**Given problem**
Tally all lines containing the word "only". Give the number alone.

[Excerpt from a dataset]
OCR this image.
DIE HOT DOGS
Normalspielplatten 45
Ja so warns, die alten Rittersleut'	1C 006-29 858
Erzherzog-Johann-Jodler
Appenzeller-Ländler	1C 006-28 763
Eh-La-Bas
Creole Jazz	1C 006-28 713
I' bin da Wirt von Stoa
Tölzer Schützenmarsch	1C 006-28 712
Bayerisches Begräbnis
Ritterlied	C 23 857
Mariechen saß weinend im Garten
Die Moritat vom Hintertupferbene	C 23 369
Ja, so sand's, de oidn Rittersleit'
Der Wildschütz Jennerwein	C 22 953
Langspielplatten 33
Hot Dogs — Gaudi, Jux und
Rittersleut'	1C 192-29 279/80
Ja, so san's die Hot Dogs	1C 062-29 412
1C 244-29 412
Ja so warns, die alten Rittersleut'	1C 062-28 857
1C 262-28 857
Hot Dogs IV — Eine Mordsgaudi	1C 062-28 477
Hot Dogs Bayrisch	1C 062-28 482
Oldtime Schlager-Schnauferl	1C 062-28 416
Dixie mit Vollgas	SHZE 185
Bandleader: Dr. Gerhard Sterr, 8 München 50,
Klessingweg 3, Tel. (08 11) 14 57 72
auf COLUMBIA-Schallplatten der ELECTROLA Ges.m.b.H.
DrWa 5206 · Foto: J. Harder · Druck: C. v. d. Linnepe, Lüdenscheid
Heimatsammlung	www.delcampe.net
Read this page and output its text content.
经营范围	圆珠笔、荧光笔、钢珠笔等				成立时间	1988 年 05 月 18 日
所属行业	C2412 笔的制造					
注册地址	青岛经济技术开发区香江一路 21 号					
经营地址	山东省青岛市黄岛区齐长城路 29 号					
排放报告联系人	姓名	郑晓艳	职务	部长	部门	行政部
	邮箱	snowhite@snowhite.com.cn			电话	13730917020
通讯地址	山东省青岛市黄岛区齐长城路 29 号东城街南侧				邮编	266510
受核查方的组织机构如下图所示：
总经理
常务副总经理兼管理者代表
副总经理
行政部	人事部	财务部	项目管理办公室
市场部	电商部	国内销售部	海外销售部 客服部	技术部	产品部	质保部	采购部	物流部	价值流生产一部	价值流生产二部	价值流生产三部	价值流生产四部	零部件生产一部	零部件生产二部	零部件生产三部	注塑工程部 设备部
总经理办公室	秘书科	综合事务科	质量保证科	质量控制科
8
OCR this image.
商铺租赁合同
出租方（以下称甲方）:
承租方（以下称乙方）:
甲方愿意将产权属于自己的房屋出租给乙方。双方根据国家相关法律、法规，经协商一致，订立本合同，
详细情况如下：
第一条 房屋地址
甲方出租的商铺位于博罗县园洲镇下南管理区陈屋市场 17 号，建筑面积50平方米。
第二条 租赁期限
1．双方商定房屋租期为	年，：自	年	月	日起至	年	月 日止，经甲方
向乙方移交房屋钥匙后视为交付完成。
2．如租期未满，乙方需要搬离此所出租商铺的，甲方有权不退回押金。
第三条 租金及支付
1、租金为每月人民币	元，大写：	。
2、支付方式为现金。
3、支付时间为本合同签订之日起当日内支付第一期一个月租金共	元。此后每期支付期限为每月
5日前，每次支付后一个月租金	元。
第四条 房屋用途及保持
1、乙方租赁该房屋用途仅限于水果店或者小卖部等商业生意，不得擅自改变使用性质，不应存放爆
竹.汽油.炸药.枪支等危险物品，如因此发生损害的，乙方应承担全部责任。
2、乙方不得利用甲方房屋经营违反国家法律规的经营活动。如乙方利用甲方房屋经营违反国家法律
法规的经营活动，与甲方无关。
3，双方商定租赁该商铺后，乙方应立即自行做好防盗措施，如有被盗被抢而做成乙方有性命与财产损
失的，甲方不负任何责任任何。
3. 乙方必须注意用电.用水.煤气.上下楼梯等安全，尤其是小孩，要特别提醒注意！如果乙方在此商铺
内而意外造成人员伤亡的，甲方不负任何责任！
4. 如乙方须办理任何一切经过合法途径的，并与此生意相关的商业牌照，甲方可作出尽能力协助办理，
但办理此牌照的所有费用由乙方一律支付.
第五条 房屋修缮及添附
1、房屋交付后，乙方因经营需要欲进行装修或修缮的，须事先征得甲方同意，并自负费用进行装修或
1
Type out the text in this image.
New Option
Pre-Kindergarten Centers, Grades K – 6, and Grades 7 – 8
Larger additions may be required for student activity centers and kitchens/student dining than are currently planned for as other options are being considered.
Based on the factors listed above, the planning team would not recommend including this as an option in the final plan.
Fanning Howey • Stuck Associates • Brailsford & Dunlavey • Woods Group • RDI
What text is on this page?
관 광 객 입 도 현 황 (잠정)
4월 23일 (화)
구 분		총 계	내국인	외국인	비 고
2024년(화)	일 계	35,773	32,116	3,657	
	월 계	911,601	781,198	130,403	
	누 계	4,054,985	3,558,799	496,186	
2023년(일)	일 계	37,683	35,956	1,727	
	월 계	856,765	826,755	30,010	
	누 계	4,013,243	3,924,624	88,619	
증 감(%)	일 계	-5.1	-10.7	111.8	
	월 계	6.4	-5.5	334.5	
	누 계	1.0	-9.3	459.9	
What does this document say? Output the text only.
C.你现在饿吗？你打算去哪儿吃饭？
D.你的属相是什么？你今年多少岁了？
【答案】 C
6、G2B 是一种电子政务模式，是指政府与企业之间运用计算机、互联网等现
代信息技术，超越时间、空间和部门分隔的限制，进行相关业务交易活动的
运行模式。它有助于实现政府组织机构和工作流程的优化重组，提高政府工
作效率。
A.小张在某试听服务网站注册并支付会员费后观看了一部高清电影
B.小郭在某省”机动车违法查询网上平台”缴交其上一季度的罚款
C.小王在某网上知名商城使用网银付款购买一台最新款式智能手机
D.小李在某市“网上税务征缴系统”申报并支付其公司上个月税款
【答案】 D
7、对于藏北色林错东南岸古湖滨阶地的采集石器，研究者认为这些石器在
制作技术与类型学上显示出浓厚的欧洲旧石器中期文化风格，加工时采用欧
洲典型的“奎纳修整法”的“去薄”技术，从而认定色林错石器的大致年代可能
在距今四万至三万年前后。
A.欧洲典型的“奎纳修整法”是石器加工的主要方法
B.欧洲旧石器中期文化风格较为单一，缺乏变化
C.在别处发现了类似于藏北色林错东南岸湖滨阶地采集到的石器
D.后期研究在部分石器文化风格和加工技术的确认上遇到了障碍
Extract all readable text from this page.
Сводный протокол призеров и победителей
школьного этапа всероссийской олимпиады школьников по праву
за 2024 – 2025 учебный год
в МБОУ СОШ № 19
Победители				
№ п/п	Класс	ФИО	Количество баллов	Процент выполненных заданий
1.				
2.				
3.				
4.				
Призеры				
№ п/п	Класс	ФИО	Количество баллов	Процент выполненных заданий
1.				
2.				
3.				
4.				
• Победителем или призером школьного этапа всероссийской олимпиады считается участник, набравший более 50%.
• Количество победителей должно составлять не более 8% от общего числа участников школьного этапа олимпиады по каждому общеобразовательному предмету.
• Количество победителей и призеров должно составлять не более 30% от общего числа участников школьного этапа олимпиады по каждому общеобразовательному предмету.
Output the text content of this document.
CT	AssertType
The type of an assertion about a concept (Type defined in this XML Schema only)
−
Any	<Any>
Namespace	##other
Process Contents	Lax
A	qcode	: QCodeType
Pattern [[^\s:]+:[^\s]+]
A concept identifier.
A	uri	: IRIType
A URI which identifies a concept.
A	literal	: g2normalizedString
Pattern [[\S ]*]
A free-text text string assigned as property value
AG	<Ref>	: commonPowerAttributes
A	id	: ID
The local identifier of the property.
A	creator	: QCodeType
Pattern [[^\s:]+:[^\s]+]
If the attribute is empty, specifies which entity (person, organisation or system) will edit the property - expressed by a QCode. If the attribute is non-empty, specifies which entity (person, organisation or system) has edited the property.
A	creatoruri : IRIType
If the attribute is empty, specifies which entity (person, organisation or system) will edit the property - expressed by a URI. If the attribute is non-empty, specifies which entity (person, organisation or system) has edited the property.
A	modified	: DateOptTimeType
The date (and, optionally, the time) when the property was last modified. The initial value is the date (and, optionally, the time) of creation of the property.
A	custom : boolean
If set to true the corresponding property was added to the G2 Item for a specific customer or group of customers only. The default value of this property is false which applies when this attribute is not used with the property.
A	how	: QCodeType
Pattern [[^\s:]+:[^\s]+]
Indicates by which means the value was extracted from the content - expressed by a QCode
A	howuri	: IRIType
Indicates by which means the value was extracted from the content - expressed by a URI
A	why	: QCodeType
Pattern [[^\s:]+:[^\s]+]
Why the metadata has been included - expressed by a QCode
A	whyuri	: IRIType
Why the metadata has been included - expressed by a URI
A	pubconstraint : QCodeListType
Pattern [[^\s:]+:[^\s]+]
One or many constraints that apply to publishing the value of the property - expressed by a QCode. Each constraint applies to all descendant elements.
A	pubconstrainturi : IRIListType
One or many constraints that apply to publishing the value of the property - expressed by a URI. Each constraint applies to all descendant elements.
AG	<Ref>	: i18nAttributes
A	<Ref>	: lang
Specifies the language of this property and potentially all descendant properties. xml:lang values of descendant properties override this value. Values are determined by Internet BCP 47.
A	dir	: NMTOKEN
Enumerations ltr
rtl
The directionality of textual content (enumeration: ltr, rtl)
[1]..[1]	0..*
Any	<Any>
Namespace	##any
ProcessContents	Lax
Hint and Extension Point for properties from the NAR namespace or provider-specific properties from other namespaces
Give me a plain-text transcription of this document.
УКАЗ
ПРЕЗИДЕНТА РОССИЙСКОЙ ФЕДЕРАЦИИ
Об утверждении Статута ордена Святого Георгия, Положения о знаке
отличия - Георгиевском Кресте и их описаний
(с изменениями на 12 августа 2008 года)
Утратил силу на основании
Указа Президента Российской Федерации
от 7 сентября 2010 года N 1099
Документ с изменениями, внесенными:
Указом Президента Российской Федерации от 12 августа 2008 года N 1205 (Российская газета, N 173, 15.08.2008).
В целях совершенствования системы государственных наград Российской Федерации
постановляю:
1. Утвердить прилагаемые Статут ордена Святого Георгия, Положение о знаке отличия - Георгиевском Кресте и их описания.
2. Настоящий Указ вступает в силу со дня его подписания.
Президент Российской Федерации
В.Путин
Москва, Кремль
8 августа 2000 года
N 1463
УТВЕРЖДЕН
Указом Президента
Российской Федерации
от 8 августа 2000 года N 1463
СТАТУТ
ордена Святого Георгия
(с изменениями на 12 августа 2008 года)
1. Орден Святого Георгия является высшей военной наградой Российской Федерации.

**Exercise result**
3